PROBLEM REQUIREMENTS >> Pick out each line of the records that includes the string "Windows", and copy it.

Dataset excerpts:
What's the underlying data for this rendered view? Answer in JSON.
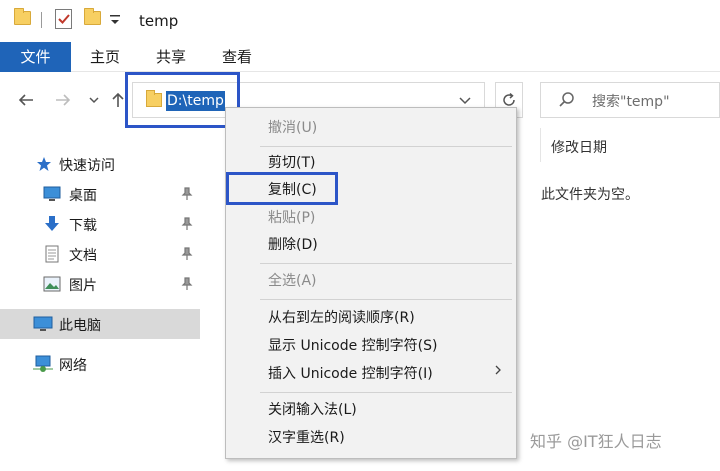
{
  "window": {
    "title": "temp"
  },
  "ribbon": {
    "tabs": [
      "文件",
      "主页",
      "共享",
      "查看"
    ]
  },
  "address": {
    "path": "D:\\temp"
  },
  "search": {
    "placeholder": "搜索\"temp\""
  },
  "sidebar": {
    "quick_access": "快速访问",
    "items": [
      {
        "label": "桌面",
        "icon": "desktop-icon",
        "pinned": true
      },
      {
        "label": "下载",
        "icon": "download-icon",
        "pinned": true
      },
      {
        "label": "文档",
        "icon": "document-icon",
        "pinned": true
      },
      {
        "label": "图片",
        "icon": "picture-icon",
        "pinned": true
      }
    ],
    "this_pc": "此电脑",
    "network": "网络"
  },
  "content": {
    "column_header": "修改日期",
    "empty_message": "此文件夹为空。"
  },
  "context_menu": {
    "items": [
      {
        "label": "撤消(U)",
        "disabled": true
      },
      {
        "label": "剪切(T)",
        "disabled": false
      },
      {
        "label": "复制(C)",
        "disabled": false,
        "highlighted": true
      },
      {
        "label": "粘贴(P)",
        "disabled": true
      },
      {
        "label": "删除(D)",
        "disabled": false
      },
      {
        "label": "全选(A)",
        "disabled": true
      },
      {
        "label": "从右到左的阅读顺序(R)",
        "disabled": false
      },
      {
        "label": "显示 Unicode 控制字符(S)",
        "disabled": false
      },
      {
        "label": "插入 Unicode 控制字符(I)",
        "disabled": false,
        "submenu": true
      },
      {
        "label": "关闭输入法(L)",
        "disabled": false
      },
      {
        "label": "汉字重选(R)",
        "disabled": false
      }
    ]
  },
  "watermark": "知乎 @IT狂人日志",
  "colors": {
    "accent": "#1f64b8",
    "highlight_box": "#2c55c7",
    "folder": "#f7cf62"
  }
}
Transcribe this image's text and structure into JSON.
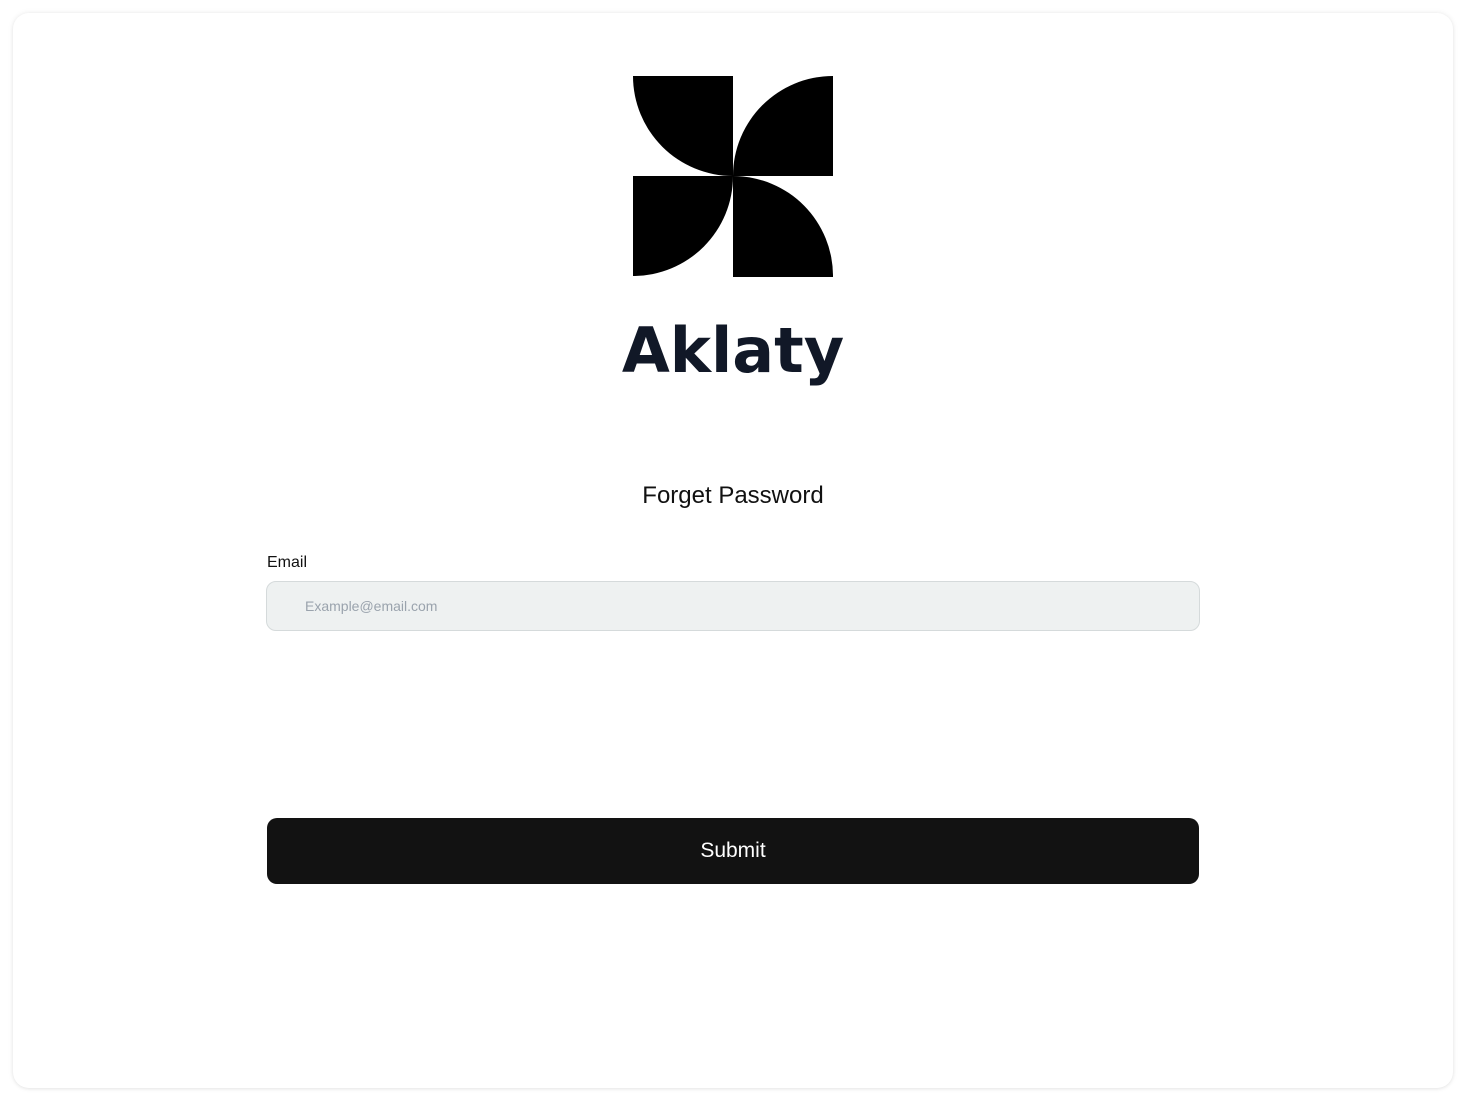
{
  "brand": {
    "name": "Aklaty",
    "logo_icon": "pinwheel-logo-icon"
  },
  "form": {
    "title": "Forget Password",
    "email_label": "Email",
    "email_placeholder": "Example@email.com",
    "email_value": "",
    "submit_label": "Submit"
  },
  "colors": {
    "primary": "#121212",
    "input_bg": "#eef1f1",
    "text_dark": "#111827"
  }
}
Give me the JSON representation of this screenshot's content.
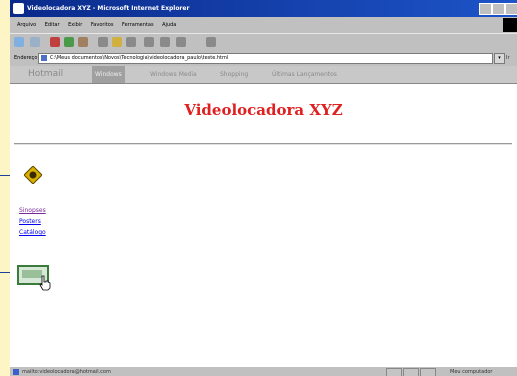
{
  "window": {
    "title": "Videolocadora XYZ - Microsoft Internet Explorer"
  },
  "menu": {
    "items": [
      "Arquivo",
      "Editar",
      "Exibir",
      "Favoritos",
      "Ferramentas",
      "Ajuda"
    ]
  },
  "toolbar": {
    "icons": [
      "back-icon",
      "forward-icon",
      "stop-icon",
      "refresh-icon",
      "home-icon",
      "search-icon",
      "favorites-icon",
      "history-icon",
      "mail-icon",
      "print-icon",
      "edit-icon",
      "discuss-icon"
    ]
  },
  "address": {
    "label": "Endereço",
    "url": "C:\\Meus documentos\\Novos\\Tecnologia\\videolocadora_paulo\\teste.html",
    "go_label": "Ir"
  },
  "links": {
    "hotmail": "Hotmail",
    "channel": "Windows",
    "media": "Windows Media",
    "shopping": "Shopping",
    "updates": "Últimas Lançamentos"
  },
  "page": {
    "title": "Videolocadora XYZ",
    "nav_links": [
      "Sinopses",
      "Posters",
      "Catálogo"
    ]
  },
  "status": {
    "text": "mailto:videolocadora@hotmail.com",
    "zone": "Meu computador"
  },
  "colors": {
    "title_red": "#e02020",
    "link_blue": "#0000ee",
    "titlebar_blue": "#0a2a8a",
    "page_background": "#fdf5c5"
  }
}
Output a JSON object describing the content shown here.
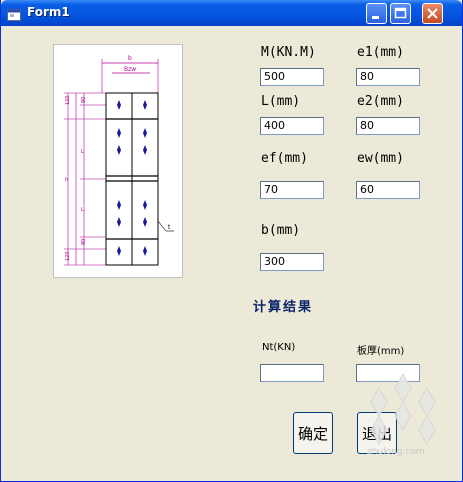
{
  "window": {
    "title": "Form1",
    "icon": "app-icon",
    "controls": [
      "minimize-icon",
      "maximize-icon",
      "close-icon"
    ]
  },
  "drawing": {
    "labels": {
      "b": "b",
      "bw": "Bzw",
      "t": "t",
      "L": "L",
      "h": "h",
      "e_top": "120",
      "e_mid": "80",
      "e_bot": "120",
      "dim80": "80"
    }
  },
  "inputs": {
    "M": {
      "label": "M(KN.M)",
      "value": "500"
    },
    "e1": {
      "label": "e1(mm)",
      "value": "80"
    },
    "L": {
      "label": "L(mm)",
      "value": "400"
    },
    "e2": {
      "label": "e2(mm)",
      "value": "80"
    },
    "ef": {
      "label": "ef(mm)",
      "value": "70"
    },
    "ew": {
      "label": "ew(mm)",
      "value": "60"
    },
    "b": {
      "label": "b(mm)",
      "value": "300"
    }
  },
  "results": {
    "title": "计算结果",
    "nt_label": "Nt(KN)",
    "nt_value": "",
    "thickness_label": "板厚(mm)",
    "thickness_value": ""
  },
  "buttons": {
    "ok": "确定",
    "exit": "退出"
  },
  "watermark": {
    "text": "zhulong.com"
  }
}
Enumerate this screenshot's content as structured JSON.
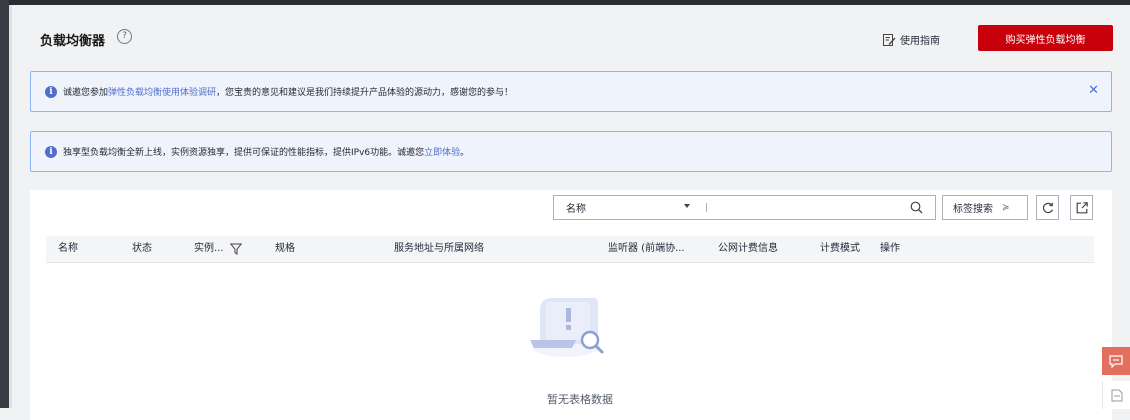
{
  "header": {
    "title": "负载均衡器",
    "help": "?",
    "guide_label": "使用指南",
    "buy_label": "购买弹性负载均衡"
  },
  "notices": [
    {
      "before": "诚邀您参加",
      "link": "弹性负载均衡使用体验调研",
      "after": "，您宝贵的意见和建议是我们持续提升产品体验的源动力，感谢您的参与！",
      "close": "✕"
    },
    {
      "before": "独享型负载均衡全新上线，实例资源独享，提供可保证的性能指标，提供IPv6功能。诚邀您",
      "link": "立即体验",
      "after": "。"
    }
  ],
  "toolbar": {
    "search_field": "名称",
    "search_value": "",
    "tag_search_label": "标签搜索"
  },
  "table": {
    "columns": [
      "名称",
      "状态",
      "实例...",
      "规格",
      "服务地址与所属网络",
      "监听器 (前端协...",
      "公网计费信息",
      "计费模式",
      "操作"
    ],
    "empty_text": "暂无表格数据"
  },
  "colors": {
    "brand": "#c7000b",
    "info": "#526ecc",
    "notice_border": "#8fb4f5",
    "notice_bg": "#eef3fc"
  }
}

SOLUTION FOR THIS PROBLEM >>
    "channel": "Windows",
    "media": "Windows Media",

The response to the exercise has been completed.